Goal of the exercise
Check every line below for the string "title", and copy the lines that contain it.

____ Dataset extract

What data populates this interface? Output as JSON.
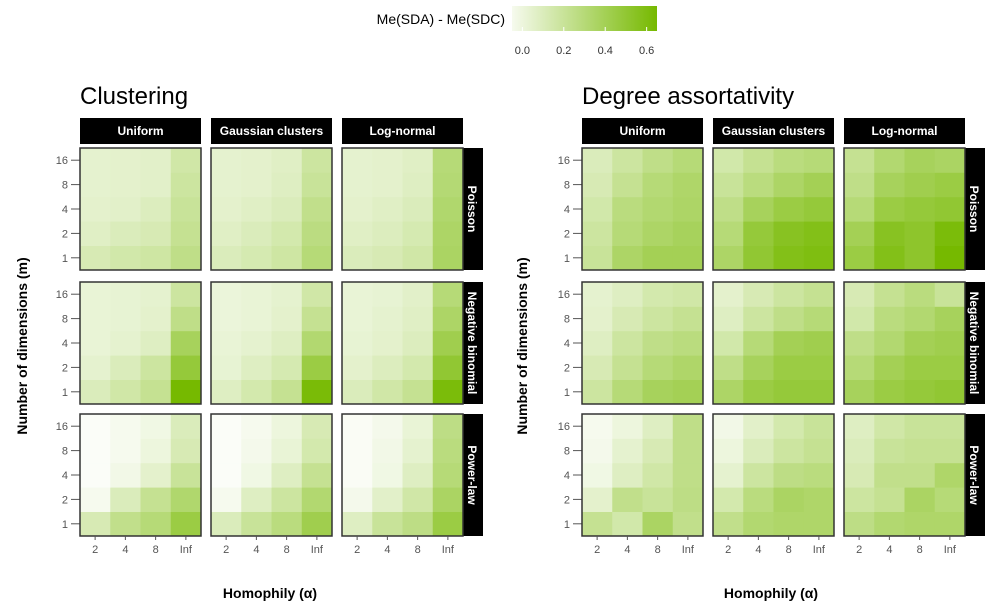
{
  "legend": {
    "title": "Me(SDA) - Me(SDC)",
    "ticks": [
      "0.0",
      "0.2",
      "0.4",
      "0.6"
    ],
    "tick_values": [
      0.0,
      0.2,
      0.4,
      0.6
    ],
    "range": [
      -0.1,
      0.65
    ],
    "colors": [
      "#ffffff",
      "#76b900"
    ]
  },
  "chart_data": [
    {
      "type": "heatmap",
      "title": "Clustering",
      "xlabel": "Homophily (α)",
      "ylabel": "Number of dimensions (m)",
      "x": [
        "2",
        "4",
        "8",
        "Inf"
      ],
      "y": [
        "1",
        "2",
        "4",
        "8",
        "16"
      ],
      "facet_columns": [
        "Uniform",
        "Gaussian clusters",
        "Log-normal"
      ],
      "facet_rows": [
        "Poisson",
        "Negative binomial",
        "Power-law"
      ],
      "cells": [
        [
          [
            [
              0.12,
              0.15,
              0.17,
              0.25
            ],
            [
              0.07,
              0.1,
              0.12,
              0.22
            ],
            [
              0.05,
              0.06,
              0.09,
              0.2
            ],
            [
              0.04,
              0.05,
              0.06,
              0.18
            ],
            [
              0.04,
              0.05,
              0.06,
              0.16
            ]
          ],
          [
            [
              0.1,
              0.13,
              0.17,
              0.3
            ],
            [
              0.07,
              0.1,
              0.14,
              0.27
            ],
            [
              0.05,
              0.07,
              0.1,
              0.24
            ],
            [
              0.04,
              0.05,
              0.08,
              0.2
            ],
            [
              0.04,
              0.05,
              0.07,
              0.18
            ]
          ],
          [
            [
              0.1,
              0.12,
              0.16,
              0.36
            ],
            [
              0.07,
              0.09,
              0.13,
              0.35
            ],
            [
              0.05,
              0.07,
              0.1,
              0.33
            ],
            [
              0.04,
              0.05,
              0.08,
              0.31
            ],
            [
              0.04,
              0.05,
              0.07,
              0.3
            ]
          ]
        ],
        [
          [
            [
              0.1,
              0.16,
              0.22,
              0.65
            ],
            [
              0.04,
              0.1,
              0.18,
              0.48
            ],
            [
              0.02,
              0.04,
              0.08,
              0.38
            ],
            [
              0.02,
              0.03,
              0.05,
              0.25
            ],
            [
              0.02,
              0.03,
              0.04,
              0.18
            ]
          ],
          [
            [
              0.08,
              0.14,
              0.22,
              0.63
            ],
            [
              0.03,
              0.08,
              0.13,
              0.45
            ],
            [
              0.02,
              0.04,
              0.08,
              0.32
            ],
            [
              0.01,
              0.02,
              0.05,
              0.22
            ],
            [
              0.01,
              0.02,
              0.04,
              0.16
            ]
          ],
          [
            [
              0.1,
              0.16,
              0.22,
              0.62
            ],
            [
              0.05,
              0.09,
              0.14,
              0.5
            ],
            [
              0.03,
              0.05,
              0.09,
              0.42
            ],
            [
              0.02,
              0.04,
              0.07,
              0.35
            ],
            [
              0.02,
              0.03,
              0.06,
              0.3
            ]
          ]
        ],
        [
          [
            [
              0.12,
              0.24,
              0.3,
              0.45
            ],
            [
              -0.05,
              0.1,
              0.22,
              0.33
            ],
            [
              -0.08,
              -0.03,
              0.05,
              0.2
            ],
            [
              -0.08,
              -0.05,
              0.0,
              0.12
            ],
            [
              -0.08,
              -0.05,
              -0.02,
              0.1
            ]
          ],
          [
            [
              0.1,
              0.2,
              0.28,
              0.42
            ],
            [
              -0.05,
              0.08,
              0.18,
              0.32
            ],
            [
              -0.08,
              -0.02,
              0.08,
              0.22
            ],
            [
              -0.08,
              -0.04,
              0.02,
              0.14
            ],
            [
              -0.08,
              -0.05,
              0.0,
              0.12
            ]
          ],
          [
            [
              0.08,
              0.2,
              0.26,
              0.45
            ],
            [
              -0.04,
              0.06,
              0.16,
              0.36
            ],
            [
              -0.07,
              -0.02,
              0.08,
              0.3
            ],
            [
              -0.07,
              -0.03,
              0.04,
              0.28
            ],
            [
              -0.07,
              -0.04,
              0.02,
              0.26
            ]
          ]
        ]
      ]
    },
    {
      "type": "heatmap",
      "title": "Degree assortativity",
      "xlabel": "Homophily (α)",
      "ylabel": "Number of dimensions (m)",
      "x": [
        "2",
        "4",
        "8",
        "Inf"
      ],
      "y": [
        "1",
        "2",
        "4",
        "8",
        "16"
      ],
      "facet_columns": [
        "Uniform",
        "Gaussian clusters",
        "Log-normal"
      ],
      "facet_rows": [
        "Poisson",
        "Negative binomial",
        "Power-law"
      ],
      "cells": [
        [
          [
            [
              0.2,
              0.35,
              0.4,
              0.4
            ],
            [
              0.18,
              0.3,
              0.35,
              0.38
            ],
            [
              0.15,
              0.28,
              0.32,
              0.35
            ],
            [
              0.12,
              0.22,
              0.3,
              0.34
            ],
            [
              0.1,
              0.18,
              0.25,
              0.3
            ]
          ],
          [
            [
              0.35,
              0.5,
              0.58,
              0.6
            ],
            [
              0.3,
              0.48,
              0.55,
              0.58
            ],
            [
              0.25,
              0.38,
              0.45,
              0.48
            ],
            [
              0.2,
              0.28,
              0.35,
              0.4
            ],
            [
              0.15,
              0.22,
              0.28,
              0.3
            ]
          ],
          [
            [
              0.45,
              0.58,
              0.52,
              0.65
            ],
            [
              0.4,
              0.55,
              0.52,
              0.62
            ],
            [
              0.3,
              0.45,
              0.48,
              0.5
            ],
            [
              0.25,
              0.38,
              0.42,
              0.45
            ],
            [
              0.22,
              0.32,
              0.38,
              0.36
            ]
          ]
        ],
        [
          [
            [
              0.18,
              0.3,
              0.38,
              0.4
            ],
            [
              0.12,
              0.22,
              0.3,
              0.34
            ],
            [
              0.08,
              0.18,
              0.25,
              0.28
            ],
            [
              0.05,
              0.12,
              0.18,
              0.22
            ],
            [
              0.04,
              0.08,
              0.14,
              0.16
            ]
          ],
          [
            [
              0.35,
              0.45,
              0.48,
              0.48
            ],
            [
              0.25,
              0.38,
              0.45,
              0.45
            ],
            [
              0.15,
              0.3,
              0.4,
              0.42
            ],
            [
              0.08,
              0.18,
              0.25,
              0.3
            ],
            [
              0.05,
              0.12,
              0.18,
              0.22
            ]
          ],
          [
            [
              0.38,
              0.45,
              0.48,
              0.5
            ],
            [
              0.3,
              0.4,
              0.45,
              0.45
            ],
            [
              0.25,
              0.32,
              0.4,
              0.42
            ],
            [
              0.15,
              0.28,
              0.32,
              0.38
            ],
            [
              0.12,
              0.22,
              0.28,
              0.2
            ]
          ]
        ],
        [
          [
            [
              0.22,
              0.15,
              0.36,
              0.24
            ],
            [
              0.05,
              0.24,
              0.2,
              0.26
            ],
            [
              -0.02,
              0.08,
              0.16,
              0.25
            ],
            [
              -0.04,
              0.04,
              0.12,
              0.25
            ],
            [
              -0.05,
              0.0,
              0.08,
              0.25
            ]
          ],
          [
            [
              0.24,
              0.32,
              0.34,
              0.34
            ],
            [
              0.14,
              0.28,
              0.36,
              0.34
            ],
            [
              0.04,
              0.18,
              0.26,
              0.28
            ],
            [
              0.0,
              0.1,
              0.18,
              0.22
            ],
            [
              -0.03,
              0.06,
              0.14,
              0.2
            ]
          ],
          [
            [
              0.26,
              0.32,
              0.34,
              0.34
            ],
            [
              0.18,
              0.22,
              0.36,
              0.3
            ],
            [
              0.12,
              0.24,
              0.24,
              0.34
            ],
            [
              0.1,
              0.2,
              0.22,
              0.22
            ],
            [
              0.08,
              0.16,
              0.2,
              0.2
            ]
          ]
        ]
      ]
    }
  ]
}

________

The completed task
    "title": "Me(SDA) - Me(SDC)",
      "title": "Clustering",
      "title": "Degree assortativity",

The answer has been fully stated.